===== Extracted data =====

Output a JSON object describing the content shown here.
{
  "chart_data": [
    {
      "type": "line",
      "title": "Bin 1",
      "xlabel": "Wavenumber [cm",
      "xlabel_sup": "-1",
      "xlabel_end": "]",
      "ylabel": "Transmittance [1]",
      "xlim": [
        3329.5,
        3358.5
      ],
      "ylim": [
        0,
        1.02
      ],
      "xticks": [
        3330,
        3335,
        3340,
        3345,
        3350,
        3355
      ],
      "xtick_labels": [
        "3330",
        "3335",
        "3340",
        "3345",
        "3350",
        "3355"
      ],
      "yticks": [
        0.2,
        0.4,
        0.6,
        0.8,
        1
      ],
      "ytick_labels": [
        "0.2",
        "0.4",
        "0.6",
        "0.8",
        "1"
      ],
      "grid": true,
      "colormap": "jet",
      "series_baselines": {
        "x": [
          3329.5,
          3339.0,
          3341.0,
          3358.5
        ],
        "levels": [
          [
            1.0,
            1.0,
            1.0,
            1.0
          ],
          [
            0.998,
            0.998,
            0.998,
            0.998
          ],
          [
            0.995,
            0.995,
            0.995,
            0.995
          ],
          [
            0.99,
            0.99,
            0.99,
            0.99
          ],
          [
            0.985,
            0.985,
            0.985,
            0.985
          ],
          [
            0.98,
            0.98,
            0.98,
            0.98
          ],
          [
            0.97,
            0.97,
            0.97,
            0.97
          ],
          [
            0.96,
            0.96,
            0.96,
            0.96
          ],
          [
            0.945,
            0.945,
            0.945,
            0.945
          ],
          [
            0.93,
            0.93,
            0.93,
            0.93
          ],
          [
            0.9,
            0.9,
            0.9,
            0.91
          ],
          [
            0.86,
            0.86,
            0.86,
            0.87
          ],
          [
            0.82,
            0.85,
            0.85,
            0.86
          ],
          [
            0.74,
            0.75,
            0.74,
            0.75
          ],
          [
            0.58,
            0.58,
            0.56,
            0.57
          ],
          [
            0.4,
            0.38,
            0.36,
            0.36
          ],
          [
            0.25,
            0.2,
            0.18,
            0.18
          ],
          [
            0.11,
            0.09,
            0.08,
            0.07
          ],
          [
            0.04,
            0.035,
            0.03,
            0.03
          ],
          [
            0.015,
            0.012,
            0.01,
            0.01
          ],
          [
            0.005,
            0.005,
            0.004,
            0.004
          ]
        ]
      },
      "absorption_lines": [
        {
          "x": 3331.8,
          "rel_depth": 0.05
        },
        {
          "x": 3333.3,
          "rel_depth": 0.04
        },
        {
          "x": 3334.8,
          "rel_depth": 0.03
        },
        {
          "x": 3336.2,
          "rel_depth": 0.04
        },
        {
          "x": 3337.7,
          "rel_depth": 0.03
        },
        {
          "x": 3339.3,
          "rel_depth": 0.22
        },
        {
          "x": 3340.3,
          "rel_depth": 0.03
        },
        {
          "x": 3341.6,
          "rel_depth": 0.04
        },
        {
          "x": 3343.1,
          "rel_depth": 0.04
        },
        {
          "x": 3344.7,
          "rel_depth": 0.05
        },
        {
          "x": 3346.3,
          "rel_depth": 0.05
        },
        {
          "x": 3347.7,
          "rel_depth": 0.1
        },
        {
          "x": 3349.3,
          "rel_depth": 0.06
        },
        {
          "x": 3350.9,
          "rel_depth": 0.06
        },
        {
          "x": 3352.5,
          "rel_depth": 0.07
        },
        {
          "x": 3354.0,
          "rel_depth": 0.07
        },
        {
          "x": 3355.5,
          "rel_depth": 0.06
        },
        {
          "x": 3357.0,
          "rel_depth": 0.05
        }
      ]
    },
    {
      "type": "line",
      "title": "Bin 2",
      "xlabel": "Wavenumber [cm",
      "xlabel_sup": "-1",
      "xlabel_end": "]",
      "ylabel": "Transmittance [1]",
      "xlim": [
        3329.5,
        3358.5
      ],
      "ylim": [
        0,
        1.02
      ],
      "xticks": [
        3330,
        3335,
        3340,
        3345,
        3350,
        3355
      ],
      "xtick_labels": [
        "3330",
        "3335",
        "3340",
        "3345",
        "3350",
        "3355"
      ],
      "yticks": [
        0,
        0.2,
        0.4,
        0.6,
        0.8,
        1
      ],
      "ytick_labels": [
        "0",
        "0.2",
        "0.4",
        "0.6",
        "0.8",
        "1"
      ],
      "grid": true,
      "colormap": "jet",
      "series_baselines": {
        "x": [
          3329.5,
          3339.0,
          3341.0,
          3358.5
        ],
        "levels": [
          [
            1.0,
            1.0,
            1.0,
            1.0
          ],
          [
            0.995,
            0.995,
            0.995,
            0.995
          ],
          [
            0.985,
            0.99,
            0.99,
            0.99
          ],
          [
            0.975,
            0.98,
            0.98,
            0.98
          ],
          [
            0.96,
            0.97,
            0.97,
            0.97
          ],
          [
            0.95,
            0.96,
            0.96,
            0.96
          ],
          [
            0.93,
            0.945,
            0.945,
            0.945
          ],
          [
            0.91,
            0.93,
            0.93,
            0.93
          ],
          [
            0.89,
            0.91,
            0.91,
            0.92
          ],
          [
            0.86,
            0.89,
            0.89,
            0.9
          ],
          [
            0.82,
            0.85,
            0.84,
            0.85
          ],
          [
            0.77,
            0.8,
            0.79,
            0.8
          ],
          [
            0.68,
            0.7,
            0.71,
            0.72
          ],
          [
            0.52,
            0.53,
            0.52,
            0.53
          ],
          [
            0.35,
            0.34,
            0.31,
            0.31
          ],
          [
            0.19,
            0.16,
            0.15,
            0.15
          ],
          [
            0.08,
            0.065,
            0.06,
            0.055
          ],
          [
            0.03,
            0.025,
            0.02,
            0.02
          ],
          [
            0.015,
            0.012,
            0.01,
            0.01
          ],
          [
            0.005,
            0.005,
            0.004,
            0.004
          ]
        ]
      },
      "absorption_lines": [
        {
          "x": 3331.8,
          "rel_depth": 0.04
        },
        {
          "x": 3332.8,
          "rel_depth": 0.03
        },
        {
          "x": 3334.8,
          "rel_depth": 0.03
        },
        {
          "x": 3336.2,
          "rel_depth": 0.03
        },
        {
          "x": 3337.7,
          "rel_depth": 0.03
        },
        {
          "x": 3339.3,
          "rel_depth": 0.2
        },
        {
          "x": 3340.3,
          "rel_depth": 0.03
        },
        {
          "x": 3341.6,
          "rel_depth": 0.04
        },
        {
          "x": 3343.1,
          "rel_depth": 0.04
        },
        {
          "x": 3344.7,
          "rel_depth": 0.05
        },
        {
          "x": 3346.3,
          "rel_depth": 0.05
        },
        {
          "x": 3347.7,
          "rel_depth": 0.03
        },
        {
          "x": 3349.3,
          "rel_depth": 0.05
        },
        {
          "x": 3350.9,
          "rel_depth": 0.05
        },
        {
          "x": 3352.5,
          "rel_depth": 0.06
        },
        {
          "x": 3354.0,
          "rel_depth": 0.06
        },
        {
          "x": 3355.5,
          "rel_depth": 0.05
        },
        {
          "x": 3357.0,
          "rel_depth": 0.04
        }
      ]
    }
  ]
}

=====

All the data must be duplicated exactly, with nothing added or removed.

Output a JSON object describing the content shown here.
{
  "chart_data": [
    {
      "type": "line",
      "title": "Bin 1",
      "xlabel": "Wavenumber [cm",
      "xlabel_sup": "-1",
      "xlabel_end": "]",
      "ylabel": "Transmittance [1]",
      "xlim": [
        3329.5,
        3358.5
      ],
      "ylim": [
        0,
        1.02
      ],
      "xticks": [
        3330,
        3335,
        3340,
        3345,
        3350,
        3355
      ],
      "xtick_labels": [
        "3330",
        "3335",
        "3340",
        "3345",
        "3350",
        "3355"
      ],
      "yticks": [
        0.2,
        0.4,
        0.6,
        0.8,
        1
      ],
      "ytick_labels": [
        "0.2",
        "0.4",
        "0.6",
        "0.8",
        "1"
      ],
      "grid": true,
      "colormap": "jet",
      "series_baselines": {
        "x": [
          3329.5,
          3339.0,
          3341.0,
          3358.5
        ],
        "levels": [
          [
            1.0,
            1.0,
            1.0,
            1.0
          ],
          [
            0.998,
            0.998,
            0.998,
            0.998
          ],
          [
            0.995,
            0.995,
            0.995,
            0.995
          ],
          [
            0.99,
            0.99,
            0.99,
            0.99
          ],
          [
            0.985,
            0.985,
            0.985,
            0.985
          ],
          [
            0.98,
            0.98,
            0.98,
            0.98
          ],
          [
            0.97,
            0.97,
            0.97,
            0.97
          ],
          [
            0.96,
            0.96,
            0.96,
            0.96
          ],
          [
            0.945,
            0.945,
            0.945,
            0.945
          ],
          [
            0.93,
            0.93,
            0.93,
            0.93
          ],
          [
            0.9,
            0.9,
            0.9,
            0.91
          ],
          [
            0.86,
            0.86,
            0.86,
            0.87
          ],
          [
            0.82,
            0.85,
            0.85,
            0.86
          ],
          [
            0.74,
            0.75,
            0.74,
            0.75
          ],
          [
            0.58,
            0.58,
            0.56,
            0.57
          ],
          [
            0.4,
            0.38,
            0.36,
            0.36
          ],
          [
            0.25,
            0.2,
            0.18,
            0.18
          ],
          [
            0.11,
            0.09,
            0.08,
            0.07
          ],
          [
            0.04,
            0.035,
            0.03,
            0.03
          ],
          [
            0.015,
            0.012,
            0.01,
            0.01
          ],
          [
            0.005,
            0.005,
            0.004,
            0.004
          ]
        ]
      },
      "absorption_lines": [
        {
          "x": 3331.8,
          "rel_depth": 0.05
        },
        {
          "x": 3333.3,
          "rel_depth": 0.04
        },
        {
          "x": 3334.8,
          "rel_depth": 0.03
        },
        {
          "x": 3336.2,
          "rel_depth": 0.04
        },
        {
          "x": 3337.7,
          "rel_depth": 0.03
        },
        {
          "x": 3339.3,
          "rel_depth": 0.22
        },
        {
          "x": 3340.3,
          "rel_depth": 0.03
        },
        {
          "x": 3341.6,
          "rel_depth": 0.04
        },
        {
          "x": 3343.1,
          "rel_depth": 0.04
        },
        {
          "x": 3344.7,
          "rel_depth": 0.05
        },
        {
          "x": 3346.3,
          "rel_depth": 0.05
        },
        {
          "x": 3347.7,
          "rel_depth": 0.1
        },
        {
          "x": 3349.3,
          "rel_depth": 0.06
        },
        {
          "x": 3350.9,
          "rel_depth": 0.06
        },
        {
          "x": 3352.5,
          "rel_depth": 0.07
        },
        {
          "x": 3354.0,
          "rel_depth": 0.07
        },
        {
          "x": 3355.5,
          "rel_depth": 0.06
        },
        {
          "x": 3357.0,
          "rel_depth": 0.05
        }
      ]
    },
    {
      "type": "line",
      "title": "Bin 2",
      "xlabel": "Wavenumber [cm",
      "xlabel_sup": "-1",
      "xlabel_end": "]",
      "ylabel": "Transmittance [1]",
      "xlim": [
        3329.5,
        3358.5
      ],
      "ylim": [
        0,
        1.02
      ],
      "xticks": [
        3330,
        3335,
        3340,
        3345,
        3350,
        3355
      ],
      "xtick_labels": [
        "3330",
        "3335",
        "3340",
        "3345",
        "3350",
        "3355"
      ],
      "yticks": [
        0,
        0.2,
        0.4,
        0.6,
        0.8,
        1
      ],
      "ytick_labels": [
        "0",
        "0.2",
        "0.4",
        "0.6",
        "0.8",
        "1"
      ],
      "grid": true,
      "colormap": "jet",
      "series_baselines": {
        "x": [
          3329.5,
          3339.0,
          3341.0,
          3358.5
        ],
        "levels": [
          [
            1.0,
            1.0,
            1.0,
            1.0
          ],
          [
            0.995,
            0.995,
            0.995,
            0.995
          ],
          [
            0.985,
            0.99,
            0.99,
            0.99
          ],
          [
            0.975,
            0.98,
            0.98,
            0.98
          ],
          [
            0.96,
            0.97,
            0.97,
            0.97
          ],
          [
            0.95,
            0.96,
            0.96,
            0.96
          ],
          [
            0.93,
            0.945,
            0.945,
            0.945
          ],
          [
            0.91,
            0.93,
            0.93,
            0.93
          ],
          [
            0.89,
            0.91,
            0.91,
            0.92
          ],
          [
            0.86,
            0.89,
            0.89,
            0.9
          ],
          [
            0.82,
            0.85,
            0.84,
            0.85
          ],
          [
            0.77,
            0.8,
            0.79,
            0.8
          ],
          [
            0.68,
            0.7,
            0.71,
            0.72
          ],
          [
            0.52,
            0.53,
            0.52,
            0.53
          ],
          [
            0.35,
            0.34,
            0.31,
            0.31
          ],
          [
            0.19,
            0.16,
            0.15,
            0.15
          ],
          [
            0.08,
            0.065,
            0.06,
            0.055
          ],
          [
            0.03,
            0.025,
            0.02,
            0.02
          ],
          [
            0.015,
            0.012,
            0.01,
            0.01
          ],
          [
            0.005,
            0.005,
            0.004,
            0.004
          ]
        ]
      },
      "absorption_lines": [
        {
          "x": 3331.8,
          "rel_depth": 0.04
        },
        {
          "x": 3332.8,
          "rel_depth": 0.03
        },
        {
          "x": 3334.8,
          "rel_depth": 0.03
        },
        {
          "x": 3336.2,
          "rel_depth": 0.03
        },
        {
          "x": 3337.7,
          "rel_depth": 0.03
        },
        {
          "x": 3339.3,
          "rel_depth": 0.2
        },
        {
          "x": 3340.3,
          "rel_depth": 0.03
        },
        {
          "x": 3341.6,
          "rel_depth": 0.04
        },
        {
          "x": 3343.1,
          "rel_depth": 0.04
        },
        {
          "x": 3344.7,
          "rel_depth": 0.05
        },
        {
          "x": 3346.3,
          "rel_depth": 0.05
        },
        {
          "x": 3347.7,
          "rel_depth": 0.03
        },
        {
          "x": 3349.3,
          "rel_depth": 0.05
        },
        {
          "x": 3350.9,
          "rel_depth": 0.05
        },
        {
          "x": 3352.5,
          "rel_depth": 0.06
        },
        {
          "x": 3354.0,
          "rel_depth": 0.06
        },
        {
          "x": 3355.5,
          "rel_depth": 0.05
        },
        {
          "x": 3357.0,
          "rel_depth": 0.04
        }
      ]
    }
  ]
}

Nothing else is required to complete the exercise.